Posted: Tue, 03 Jan 2023 11:18
Given the state of the world in 2022 it would be foolish to try to predict what might happen over the coming 12 months. But that doesn't stop us all trying at this time of year.
As we continue to recover from the Covid crisis which hit sport across the globe the war in Ukraine presented a major challenge internationally for sports bodies, and the knock on effect of the global economic crisis that has followed is felt by everyone.
Whilst there were a plethora of successful national and international sports events at home and abroad we continue to take a look behind the glossy legacy plans. We look behind the economic justification for major events and sports funding models. We don't sit here as cheerleaders for sport. We do believe that sport and physical activity have an important role to play in society. We do believe in the 'power of sport' to be part of transforming some lives (but not usually on its own!). So in 2023 we will be holding sport to account for its claims whilst at the same time helping the sector frame itself into the political world and amongst policy makers.
There is still a long way to go for the sector to understand what and why government should be involved in sport policy and what it does or does not fund. There is still no consistency inside government in what role it should play in delivering their agenda.
At one level the asks are simple. A school PE and Physical literacy plan that creates healthy and active children who have fun doing sport or PA and develop a lifelong habit of being active. We need a vibrant community sport and physical activity offer open to all, and an active environment to ensure the entire population remains active throughout their lives. Clearly non of this is easy and many will have different interpretations about what some of this would look like. It doesn't mention elite and professional sport, but should this be the priority for government given the scale of the inactivity crisis and the level of inequality that exists in delivery?
The year ahead will see the media concentrating on the major events and controversies. But we will be digging deeper into how we create long lasting policies that create the health and wellbeing agenda at the heart of government that recognises the role sport and physical activity and the sector can play. We do believe that there are many leaders inside sport who get the changing challenges of the landscape. But all too often we have seen the barriers to progress remain within the governance and lobbying of the current view of the sector. We challenge to help to adapt to the future, not to criticise the past. But doing more of the same is not the answer. We love what sport can achieve. In rugby for example we support what Kevin Sinfield is doing for MND fundraising - but hate what Jo Marler did in the game last week to get a 6 week ban. We love player pathways and the joy of competing, but we need to heed the warnings and lessons of the Whyte Review. We are pleased to see general levels of activity rising again (still nowhere near levels we can be satisfied with) but we hate the disparities in delivery and opportunity.
We wish everyone who volunteers, plays sport, spectates or works in sport and physical activity a Happy New Year. It is a massive year of challenge but also very exciting about what can be achieved.

§ **Provided information**
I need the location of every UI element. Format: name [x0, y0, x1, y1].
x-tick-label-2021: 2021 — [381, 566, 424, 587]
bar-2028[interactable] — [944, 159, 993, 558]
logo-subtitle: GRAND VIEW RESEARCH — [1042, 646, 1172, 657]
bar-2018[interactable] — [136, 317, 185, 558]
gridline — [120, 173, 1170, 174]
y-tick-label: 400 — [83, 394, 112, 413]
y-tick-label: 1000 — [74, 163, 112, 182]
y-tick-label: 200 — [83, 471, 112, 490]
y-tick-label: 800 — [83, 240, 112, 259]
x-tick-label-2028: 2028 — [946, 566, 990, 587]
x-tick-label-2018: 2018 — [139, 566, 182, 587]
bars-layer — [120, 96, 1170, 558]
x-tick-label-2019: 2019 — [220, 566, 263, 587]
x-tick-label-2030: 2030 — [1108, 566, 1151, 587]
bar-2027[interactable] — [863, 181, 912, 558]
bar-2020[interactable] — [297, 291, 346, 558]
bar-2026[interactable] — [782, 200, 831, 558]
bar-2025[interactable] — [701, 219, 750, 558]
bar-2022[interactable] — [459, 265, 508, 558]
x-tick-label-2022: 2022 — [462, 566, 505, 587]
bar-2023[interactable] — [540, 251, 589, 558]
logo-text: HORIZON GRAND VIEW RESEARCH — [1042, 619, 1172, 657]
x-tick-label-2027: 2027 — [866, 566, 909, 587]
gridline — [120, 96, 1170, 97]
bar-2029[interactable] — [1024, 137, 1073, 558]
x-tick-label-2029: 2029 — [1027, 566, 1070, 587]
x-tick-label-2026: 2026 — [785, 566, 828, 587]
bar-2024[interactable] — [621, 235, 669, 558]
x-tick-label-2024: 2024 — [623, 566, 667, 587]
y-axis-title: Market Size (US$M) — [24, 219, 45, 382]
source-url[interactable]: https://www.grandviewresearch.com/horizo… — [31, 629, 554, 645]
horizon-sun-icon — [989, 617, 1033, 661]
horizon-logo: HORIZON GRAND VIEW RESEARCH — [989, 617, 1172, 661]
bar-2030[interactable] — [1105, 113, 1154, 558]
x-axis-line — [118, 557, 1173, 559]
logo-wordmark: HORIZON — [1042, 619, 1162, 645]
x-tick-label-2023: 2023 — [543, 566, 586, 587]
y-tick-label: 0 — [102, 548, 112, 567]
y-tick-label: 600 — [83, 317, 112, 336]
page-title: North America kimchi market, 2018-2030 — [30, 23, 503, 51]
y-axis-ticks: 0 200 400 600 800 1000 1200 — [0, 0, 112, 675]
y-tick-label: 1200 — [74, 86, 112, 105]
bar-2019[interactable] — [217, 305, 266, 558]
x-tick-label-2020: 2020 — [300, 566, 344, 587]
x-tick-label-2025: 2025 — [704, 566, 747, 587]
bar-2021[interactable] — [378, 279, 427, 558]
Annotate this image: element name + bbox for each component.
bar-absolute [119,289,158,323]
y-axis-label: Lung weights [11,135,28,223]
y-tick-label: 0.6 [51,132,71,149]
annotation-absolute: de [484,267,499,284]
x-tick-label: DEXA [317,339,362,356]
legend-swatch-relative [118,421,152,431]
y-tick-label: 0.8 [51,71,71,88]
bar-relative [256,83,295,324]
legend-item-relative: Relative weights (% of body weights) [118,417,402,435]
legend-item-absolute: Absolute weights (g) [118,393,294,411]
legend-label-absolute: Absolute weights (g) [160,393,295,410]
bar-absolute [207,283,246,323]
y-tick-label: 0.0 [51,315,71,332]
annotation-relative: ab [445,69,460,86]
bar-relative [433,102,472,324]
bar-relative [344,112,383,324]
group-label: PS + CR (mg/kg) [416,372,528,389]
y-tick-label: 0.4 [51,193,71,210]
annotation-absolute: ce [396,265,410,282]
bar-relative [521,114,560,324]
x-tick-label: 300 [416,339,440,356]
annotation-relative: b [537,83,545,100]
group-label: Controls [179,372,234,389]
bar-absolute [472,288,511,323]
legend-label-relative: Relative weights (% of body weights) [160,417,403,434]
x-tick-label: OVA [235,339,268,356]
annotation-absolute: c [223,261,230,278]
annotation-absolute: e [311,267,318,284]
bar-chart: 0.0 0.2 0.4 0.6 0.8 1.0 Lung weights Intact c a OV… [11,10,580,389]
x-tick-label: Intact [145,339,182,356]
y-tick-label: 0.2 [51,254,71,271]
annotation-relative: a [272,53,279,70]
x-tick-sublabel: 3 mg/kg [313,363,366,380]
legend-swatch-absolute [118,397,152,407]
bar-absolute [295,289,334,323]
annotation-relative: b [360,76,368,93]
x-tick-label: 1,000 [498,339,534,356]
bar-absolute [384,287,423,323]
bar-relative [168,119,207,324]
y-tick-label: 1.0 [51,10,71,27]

§ **Problem set**
1. Decide whether each statement below agrees with the post on sport in 2023. Answer yes or no for each, quoting the words of the post that settle it.
(a) The writers describe themselves as cheerleaders for sport.
(b) General levels of activity are rising again.
(c) There is consistency inside government about what role it should play.
2. Quote the post on sport in 2023 starting with "Whilst there were" and going on through "amongst policy makers.".

§ **Answers to this exercise**
1.
(a) No: "We don't sit here as cheerleaders for sport."
(b) Yes: "We are pleased to see general levels of activity rising again"
(c) No: "There is still no consistency inside government in what role it should play in delivering their agenda."

2.
Whilst there were a plethora of successful national and international sports events at home and abroad we continue to take a look behind the glossy legacy plans. We look behind the economic justification for major events and sports funding models. We don't sit here as cheerleaders for sport. We do believe that sport and physical activity have an important role to play in society. We do believe in the 'power of sport' to be part of transforming some lives (but not usually on its own!). So in 2023 we will be holding sport to account for its claims whilst at the same time helping the sector frame itself into the political world and amongst policy makers.